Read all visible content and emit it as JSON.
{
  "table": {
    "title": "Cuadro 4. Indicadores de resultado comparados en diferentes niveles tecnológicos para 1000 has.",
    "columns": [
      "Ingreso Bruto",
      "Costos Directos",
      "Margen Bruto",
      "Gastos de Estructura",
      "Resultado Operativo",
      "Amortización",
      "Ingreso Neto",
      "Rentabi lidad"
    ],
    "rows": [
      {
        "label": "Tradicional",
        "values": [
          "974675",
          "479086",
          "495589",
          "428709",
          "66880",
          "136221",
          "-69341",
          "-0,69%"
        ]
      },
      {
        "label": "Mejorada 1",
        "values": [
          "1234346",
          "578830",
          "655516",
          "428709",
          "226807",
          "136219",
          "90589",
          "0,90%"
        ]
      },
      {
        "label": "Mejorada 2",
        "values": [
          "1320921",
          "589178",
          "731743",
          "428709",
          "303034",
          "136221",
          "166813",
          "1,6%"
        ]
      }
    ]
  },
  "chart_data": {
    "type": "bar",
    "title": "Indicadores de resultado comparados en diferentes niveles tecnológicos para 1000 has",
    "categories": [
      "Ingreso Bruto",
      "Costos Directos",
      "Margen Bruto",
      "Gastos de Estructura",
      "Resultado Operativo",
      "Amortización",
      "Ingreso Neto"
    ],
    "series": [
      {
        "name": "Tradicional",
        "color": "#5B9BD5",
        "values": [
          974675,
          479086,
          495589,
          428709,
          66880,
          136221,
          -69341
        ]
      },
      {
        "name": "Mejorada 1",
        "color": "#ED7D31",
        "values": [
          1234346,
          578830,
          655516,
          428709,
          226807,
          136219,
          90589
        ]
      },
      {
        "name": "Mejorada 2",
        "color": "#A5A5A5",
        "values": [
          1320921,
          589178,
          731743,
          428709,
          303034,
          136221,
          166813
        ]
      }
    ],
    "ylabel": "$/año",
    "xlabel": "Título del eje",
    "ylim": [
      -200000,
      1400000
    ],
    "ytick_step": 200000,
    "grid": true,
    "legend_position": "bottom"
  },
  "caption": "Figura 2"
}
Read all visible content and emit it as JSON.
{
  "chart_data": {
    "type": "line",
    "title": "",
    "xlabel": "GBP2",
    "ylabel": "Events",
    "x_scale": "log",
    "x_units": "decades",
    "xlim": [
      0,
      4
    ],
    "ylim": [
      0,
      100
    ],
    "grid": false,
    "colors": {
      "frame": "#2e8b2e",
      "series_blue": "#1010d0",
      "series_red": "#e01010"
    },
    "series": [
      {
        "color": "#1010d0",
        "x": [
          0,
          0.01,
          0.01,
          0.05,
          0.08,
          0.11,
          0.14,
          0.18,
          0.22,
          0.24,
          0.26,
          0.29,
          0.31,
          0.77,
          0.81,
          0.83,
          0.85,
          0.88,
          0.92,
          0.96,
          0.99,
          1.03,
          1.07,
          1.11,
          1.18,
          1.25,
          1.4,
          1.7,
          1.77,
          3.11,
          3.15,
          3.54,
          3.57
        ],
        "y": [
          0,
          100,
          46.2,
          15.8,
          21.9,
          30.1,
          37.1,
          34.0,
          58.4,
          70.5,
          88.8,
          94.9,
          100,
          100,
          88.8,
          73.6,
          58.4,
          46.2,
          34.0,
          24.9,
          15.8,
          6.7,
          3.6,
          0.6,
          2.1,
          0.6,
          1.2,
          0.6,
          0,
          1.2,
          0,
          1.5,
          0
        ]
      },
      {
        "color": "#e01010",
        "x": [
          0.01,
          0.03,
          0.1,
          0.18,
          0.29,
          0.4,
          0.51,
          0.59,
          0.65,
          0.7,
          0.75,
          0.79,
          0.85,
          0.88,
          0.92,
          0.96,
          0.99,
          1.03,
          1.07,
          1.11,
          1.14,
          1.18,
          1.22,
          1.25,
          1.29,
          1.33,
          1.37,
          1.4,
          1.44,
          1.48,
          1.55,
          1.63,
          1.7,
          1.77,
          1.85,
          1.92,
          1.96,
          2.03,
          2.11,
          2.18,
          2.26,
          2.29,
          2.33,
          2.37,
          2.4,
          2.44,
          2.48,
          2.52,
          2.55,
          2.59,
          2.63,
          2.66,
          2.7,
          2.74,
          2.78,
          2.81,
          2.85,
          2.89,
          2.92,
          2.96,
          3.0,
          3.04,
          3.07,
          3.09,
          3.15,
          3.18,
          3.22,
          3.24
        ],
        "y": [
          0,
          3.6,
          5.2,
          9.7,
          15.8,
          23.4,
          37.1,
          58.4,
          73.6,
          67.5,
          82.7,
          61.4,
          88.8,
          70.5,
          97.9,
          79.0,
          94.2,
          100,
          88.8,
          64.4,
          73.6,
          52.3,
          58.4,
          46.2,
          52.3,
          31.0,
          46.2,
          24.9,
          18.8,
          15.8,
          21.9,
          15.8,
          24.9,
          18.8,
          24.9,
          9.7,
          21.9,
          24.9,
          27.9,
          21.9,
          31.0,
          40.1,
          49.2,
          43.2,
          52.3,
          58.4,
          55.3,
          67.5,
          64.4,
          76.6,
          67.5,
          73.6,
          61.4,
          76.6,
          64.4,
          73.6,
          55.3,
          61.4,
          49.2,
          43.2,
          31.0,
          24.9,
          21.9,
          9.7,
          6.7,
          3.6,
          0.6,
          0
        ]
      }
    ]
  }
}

_ _ _ _ _

* **To be done**:
Compute how many lines include the string "tecnológicos", then give that number by itself.

* **Response**:
2